-- begin RECORDS FOR THE EXERCISE --

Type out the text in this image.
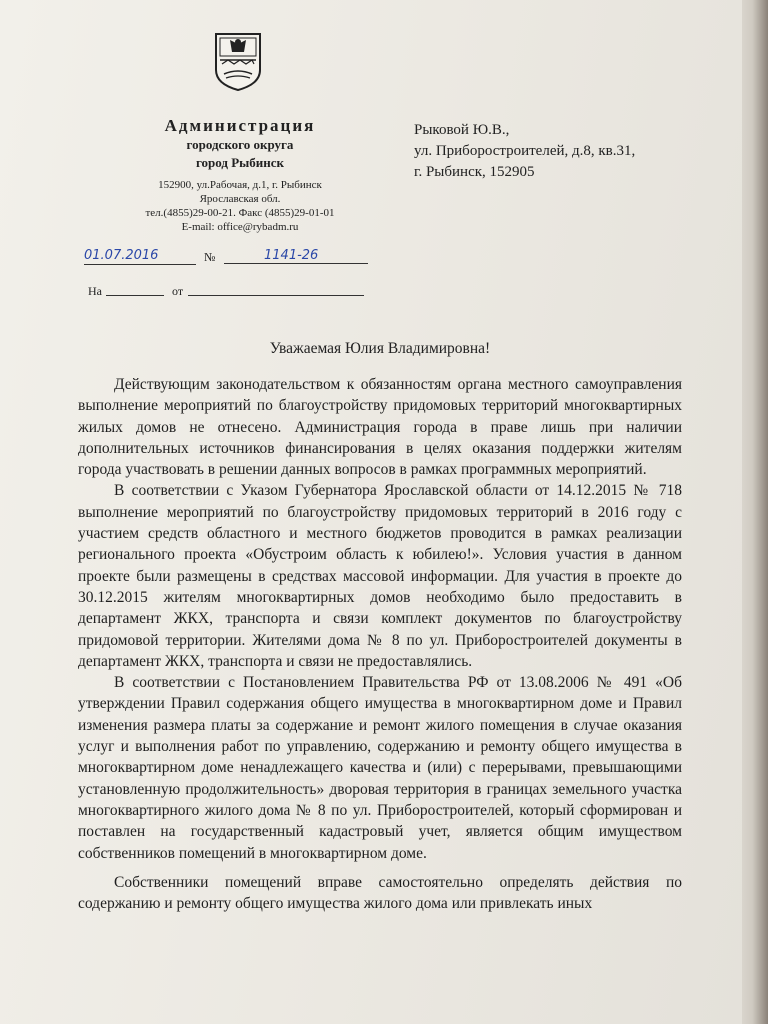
Администрация
городского округа
город Рыбинск
152900, ул.Рабочая, д.1, г. Рыбинск
Ярославская обл.
тел.(4855)29-00-21. Факс (4855)29-01-01
E-mail: office@rybadm.ru
Рыковой Ю.В.,
ул. Приборостроителей, д.8, кв.31,
г. Рыбинск, 152905
01.07.2016	№	1141-26
На	от
Уважаемая Юлия Владимировна!

Действующим законодательством к обязанностям органа местного самоуправления выполнение мероприятий по благоустройству придомовых территорий многоквартирных жилых домов не отнесено. Администрация города в праве лишь при наличии дополнительных источников финансирования в целях оказания поддержки жителям города участвовать в решении данных вопросов в рамках программных мероприятий.

В соответствии с Указом Губернатора Ярославской области от 14.12.2015 № 718 выполнение мероприятий по благоустройству придомовых территорий в 2016 году с участием средств областного и местного бюджетов проводится в рамках реализации регионального проекта «Обустроим область к юбилею!». Условия участия в данном проекте были размещены в средствах массовой информации. Для участия в проекте до 30.12.2015 жителям многоквартирных домов необходимо было предоставить в департамент ЖКХ, транспорта и связи комплект документов по благоустройству придомовой территории. Жителями дома № 8 по ул. Приборостроителей документы в департамент ЖКХ, транспорта и связи не предоставлялись.

В соответствии с Постановлением Правительства РФ от 13.08.2006 № 491 «Об утверждении Правил содержания общего имущества в многоквартирном доме и Правил изменения размера платы за содержание и ремонт жилого помещения в случае оказания услуг и выполнения работ по управлению, содержанию и ремонту общего имущества в многоквартирном доме ненадлежащего качества и (или) с перерывами, превышающими установленную продолжительность» дворовая территория в границах земельного участка многоквартирного жилого дома № 8 по ул. Приборостроителей, который сформирован и поставлен на государственный кадастровый учет, является общим имуществом собственников помещений в многоквартирном доме.

Собственники помещений вправе самостоятельно определять действия по содержанию и ремонту общего имущества жилого дома или привлекать иных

-- end RECORDS FOR THE EXERCISE --

Working from the lines above, reproduce the material exactly and exclude its pictures.

→ **WRITTEN RESPONSE**:
Type out the text in this image.
Администрация
городского округа
город Рыбинск
152900, ул.Рабочая, д.1, г. Рыбинск
Ярославская обл.
тел.(4855)29-00-21. Факс (4855)29-01-01
E-mail: office@rybadm.ru
Рыковой Ю.В.,
ул. Приборостроителей, д.8, кв.31,
г. Рыбинск, 152905
01.07.2016	№	1141-26
На	от
Уважаемая Юлия Владимировна!

Действующим законодательством к обязанностям органа местного самоуправления выполнение мероприятий по благоустройству придомовых территорий многоквартирных жилых домов не отнесено. Администрация города в праве лишь при наличии дополнительных источников финансирования в целях оказания поддержки жителям города участвовать в решении данных вопросов в рамках программных мероприятий.

В соответствии с Указом Губернатора Ярославской области от 14.12.2015 № 718 выполнение мероприятий по благоустройству придомовых территорий в 2016 году с участием средств областного и местного бюджетов проводится в рамках реализации регионального проекта «Обустроим область к юбилею!». Условия участия в данном проекте были размещены в средствах массовой информации. Для участия в проекте до 30.12.2015 жителям многоквартирных домов необходимо было предоставить в департамент ЖКХ, транспорта и связи комплект документов по благоустройству придомовой территории. Жителями дома № 8 по ул. Приборостроителей документы в департамент ЖКХ, транспорта и связи не предоставлялись.

В соответствии с Постановлением Правительства РФ от 13.08.2006 № 491 «Об утверждении Правил содержания общего имущества в многоквартирном доме и Правил изменения размера платы за содержание и ремонт жилого помещения в случае оказания услуг и выполнения работ по управлению, содержанию и ремонту общего имущества в многоквартирном доме ненадлежащего качества и (или) с перерывами, превышающими установленную продолжительность» дворовая территория в границах земельного участка многоквартирного жилого дома № 8 по ул. Приборостроителей, который сформирован и поставлен на государственный кадастровый учет, является общим имуществом собственников помещений в многоквартирном доме.

Собственники помещений вправе самостоятельно определять действия по содержанию и ремонту общего имущества жилого дома или привлекать иных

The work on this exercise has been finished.